:: Exercise goal ::
Copy out the data word for word, from its first line through the line containing "rice included. xyxy=(408,134,645,148)", with both of those lines included.

:: Material supplied ::
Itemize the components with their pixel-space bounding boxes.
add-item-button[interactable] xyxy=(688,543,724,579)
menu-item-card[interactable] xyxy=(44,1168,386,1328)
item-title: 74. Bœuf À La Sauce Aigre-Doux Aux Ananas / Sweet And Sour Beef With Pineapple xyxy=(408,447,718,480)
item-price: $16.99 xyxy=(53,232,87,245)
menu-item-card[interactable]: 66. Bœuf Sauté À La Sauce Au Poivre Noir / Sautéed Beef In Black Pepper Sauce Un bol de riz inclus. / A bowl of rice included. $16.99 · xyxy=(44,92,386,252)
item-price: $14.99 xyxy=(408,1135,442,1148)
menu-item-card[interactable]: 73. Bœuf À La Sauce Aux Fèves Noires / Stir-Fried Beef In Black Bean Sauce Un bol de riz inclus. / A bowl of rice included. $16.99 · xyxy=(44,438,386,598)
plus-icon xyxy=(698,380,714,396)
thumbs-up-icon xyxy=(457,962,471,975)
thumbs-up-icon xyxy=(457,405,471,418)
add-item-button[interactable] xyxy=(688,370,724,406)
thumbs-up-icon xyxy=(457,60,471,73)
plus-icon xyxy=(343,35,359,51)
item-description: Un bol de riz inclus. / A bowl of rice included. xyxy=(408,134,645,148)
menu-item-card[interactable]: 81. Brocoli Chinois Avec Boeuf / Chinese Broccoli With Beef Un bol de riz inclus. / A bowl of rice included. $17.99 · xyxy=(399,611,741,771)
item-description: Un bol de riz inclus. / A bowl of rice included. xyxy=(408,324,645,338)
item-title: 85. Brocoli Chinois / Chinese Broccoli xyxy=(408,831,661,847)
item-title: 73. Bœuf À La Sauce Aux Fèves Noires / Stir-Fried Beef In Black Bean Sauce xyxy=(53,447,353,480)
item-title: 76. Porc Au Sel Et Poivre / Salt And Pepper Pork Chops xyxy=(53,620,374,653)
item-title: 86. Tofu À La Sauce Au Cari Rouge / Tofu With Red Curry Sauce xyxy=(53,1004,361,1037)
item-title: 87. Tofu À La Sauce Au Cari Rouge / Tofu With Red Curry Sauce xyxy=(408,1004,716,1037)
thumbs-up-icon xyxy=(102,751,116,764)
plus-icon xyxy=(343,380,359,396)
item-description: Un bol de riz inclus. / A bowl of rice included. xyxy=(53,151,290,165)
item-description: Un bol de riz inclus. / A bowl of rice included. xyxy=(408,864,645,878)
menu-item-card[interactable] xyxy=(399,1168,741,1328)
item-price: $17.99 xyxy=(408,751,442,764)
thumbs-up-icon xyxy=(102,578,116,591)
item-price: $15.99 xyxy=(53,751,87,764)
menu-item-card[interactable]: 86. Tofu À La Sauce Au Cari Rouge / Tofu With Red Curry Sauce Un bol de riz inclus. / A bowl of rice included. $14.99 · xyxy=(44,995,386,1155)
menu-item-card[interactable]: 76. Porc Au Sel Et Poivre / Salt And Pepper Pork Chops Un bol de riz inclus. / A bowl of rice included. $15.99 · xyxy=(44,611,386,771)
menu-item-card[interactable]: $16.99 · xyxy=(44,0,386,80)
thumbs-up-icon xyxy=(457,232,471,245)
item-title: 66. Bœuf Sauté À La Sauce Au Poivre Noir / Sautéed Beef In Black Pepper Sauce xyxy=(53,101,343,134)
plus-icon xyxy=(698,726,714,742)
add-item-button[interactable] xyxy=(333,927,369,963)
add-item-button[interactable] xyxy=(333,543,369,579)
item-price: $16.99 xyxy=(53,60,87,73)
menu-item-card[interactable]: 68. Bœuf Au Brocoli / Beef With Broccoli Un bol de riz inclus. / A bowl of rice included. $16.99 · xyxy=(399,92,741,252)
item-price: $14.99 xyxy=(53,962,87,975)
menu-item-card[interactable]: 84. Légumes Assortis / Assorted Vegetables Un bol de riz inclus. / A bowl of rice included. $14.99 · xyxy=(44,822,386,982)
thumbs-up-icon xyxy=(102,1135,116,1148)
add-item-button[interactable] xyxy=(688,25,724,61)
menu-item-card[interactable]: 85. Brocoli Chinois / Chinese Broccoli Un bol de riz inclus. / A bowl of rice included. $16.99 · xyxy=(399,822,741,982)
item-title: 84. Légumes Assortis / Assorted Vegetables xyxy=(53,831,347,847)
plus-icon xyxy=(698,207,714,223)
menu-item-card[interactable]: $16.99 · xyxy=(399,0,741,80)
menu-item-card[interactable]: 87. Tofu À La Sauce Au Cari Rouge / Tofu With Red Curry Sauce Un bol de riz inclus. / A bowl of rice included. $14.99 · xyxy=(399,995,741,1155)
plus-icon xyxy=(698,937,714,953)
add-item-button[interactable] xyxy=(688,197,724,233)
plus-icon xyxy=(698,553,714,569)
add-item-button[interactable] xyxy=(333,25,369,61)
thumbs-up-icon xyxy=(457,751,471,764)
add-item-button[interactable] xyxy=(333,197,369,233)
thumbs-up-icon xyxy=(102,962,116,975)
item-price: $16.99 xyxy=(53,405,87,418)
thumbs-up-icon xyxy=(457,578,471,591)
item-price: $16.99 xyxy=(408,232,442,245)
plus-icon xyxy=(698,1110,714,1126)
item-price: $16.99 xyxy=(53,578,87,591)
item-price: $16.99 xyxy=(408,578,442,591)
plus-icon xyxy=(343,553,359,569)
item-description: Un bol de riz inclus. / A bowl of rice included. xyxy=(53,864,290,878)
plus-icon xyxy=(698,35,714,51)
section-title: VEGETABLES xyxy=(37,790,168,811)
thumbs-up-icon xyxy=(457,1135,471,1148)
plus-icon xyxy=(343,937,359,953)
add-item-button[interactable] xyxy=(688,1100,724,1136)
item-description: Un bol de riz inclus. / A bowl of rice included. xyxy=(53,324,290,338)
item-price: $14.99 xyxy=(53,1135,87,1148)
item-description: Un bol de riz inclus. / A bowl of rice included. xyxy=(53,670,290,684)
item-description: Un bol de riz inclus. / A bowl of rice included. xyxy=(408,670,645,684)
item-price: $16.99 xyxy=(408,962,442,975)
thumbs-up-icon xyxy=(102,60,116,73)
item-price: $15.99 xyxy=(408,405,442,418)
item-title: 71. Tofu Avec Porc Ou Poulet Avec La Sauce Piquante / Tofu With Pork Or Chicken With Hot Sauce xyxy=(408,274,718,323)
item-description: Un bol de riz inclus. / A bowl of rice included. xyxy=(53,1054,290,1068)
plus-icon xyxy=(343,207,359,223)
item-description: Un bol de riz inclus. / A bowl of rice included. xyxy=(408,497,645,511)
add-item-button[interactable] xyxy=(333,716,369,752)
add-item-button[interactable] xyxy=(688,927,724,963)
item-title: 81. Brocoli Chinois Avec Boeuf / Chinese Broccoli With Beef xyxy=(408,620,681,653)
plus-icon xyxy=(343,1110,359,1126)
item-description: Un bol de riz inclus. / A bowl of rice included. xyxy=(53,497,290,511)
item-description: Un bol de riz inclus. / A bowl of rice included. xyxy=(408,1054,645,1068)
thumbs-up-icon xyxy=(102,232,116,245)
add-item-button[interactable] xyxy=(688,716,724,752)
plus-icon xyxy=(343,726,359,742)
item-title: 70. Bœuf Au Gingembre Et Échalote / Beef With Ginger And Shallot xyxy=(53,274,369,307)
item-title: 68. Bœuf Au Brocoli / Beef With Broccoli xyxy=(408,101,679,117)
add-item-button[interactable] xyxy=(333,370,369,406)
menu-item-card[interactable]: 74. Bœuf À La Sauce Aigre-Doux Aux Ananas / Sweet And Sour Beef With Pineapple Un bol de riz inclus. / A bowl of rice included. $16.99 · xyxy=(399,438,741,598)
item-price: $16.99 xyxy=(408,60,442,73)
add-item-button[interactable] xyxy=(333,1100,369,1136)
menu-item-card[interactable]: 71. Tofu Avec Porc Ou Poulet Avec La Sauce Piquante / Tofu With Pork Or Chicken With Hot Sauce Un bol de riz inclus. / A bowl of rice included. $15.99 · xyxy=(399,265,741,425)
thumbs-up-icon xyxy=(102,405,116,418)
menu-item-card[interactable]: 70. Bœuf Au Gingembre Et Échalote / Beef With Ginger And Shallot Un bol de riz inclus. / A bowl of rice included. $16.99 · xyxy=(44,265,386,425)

:: Right answer ::
Itemize the components with their pixel-space bounding boxes.
add-item-button[interactable] xyxy=(688,543,724,579)
menu-item-card[interactable] xyxy=(44,1168,386,1328)
item-title: 74. Bœuf À La Sauce Aigre-Doux Aux Ananas / Sweet And Sour Beef With Pineapple xyxy=(408,447,718,480)
item-price: $16.99 xyxy=(53,232,87,245)
menu-item-card[interactable]: 66. Bœuf Sauté À La Sauce Au Poivre Noir / Sautéed Beef In Black Pepper Sauce Un bol de riz inclus. / A bowl of rice included. $16.99 · xyxy=(44,92,386,252)
item-price: $14.99 xyxy=(408,1135,442,1148)
menu-item-card[interactable]: 73. Bœuf À La Sauce Aux Fèves Noires / Stir-Fried Beef In Black Bean Sauce Un bol de riz inclus. / A bowl of rice included. $16.99 · xyxy=(44,438,386,598)
plus-icon xyxy=(698,380,714,396)
thumbs-up-icon xyxy=(457,962,471,975)
thumbs-up-icon xyxy=(457,405,471,418)
add-item-button[interactable] xyxy=(688,370,724,406)
thumbs-up-icon xyxy=(457,60,471,73)
plus-icon xyxy=(343,35,359,51)
item-description: Un bol de riz inclus. / A bowl of rice included. xyxy=(408,134,645,148)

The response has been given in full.